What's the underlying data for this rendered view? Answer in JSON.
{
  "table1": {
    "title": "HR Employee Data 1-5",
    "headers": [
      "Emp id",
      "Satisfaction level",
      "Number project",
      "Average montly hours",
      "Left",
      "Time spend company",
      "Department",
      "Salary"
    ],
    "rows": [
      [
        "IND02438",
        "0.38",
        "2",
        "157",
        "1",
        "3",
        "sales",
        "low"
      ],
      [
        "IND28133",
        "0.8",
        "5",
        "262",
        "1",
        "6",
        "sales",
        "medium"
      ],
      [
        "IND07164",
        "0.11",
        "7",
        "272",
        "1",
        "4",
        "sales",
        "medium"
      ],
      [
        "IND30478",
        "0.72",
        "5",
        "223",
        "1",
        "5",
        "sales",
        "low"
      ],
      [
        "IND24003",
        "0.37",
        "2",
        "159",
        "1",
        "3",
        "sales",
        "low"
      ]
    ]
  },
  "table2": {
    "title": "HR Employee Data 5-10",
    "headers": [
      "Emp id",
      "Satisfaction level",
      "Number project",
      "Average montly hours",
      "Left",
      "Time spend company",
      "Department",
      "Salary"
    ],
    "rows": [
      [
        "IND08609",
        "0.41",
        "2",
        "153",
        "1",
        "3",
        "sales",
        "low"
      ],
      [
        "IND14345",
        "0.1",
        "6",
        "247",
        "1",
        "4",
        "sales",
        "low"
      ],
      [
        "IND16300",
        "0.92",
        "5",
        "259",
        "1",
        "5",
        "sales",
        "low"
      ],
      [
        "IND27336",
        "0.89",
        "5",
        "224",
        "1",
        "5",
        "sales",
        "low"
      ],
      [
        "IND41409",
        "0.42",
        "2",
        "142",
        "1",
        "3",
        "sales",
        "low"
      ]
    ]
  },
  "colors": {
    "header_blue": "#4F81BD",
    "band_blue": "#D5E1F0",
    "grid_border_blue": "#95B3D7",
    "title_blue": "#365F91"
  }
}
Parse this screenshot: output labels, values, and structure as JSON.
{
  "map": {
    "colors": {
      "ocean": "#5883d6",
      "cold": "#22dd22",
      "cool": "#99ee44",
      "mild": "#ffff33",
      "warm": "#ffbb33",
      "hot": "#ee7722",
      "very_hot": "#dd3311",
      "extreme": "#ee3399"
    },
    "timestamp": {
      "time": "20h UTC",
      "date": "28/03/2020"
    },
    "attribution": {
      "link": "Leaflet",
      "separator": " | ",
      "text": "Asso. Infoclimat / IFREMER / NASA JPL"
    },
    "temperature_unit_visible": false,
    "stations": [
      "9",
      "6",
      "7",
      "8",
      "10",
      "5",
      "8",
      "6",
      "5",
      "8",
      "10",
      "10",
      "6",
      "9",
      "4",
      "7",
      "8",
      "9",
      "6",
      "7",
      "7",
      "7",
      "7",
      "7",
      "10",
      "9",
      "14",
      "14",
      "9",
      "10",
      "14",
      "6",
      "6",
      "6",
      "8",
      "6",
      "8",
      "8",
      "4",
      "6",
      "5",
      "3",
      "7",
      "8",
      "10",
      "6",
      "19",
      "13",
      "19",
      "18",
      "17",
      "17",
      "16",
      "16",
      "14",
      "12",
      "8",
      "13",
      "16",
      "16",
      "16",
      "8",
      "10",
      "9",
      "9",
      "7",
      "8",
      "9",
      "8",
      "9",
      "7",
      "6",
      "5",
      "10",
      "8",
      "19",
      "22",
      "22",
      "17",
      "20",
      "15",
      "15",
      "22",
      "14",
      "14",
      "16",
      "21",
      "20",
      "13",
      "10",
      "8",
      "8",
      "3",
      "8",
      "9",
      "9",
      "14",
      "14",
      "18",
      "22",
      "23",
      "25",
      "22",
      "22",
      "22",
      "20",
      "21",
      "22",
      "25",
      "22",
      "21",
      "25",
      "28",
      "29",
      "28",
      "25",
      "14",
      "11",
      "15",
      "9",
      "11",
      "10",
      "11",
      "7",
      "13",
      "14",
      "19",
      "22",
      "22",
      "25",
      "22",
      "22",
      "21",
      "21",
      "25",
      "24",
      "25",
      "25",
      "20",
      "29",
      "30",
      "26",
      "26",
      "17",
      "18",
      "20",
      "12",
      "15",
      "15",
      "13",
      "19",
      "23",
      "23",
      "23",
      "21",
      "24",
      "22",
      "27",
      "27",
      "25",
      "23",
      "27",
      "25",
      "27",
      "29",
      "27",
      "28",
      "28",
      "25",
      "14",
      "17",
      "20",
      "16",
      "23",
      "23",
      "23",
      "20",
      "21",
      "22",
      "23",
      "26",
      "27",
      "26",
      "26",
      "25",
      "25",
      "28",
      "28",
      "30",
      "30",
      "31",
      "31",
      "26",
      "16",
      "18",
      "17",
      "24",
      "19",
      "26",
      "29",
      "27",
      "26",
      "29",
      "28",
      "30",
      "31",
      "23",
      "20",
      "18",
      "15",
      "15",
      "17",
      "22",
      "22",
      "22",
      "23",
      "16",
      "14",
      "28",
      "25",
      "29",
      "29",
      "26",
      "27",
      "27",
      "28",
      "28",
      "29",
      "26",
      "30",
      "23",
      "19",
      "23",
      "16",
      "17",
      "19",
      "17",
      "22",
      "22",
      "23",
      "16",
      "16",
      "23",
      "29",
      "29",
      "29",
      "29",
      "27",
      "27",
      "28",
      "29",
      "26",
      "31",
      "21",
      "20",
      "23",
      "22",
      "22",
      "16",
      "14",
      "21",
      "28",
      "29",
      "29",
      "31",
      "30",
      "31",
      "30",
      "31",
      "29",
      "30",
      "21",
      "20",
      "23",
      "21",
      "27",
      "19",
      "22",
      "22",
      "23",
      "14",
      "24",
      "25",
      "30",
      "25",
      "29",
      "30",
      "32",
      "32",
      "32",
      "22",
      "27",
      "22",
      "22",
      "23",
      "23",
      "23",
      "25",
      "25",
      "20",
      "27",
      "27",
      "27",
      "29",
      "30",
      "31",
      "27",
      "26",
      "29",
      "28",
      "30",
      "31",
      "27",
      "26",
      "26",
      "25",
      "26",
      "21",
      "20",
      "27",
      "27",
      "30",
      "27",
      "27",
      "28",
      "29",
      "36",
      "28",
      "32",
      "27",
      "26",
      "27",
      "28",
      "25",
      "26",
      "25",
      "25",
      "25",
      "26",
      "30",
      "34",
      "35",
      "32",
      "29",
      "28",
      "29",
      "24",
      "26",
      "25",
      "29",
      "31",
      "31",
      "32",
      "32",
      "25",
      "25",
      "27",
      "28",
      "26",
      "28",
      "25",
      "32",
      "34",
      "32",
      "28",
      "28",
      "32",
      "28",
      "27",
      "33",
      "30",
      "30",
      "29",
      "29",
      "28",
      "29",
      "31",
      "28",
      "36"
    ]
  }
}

★ ★ ★

Set problem -> Across the material above, how many lines include the string "Employee"? Only the number is wanted.

Task solution -> 2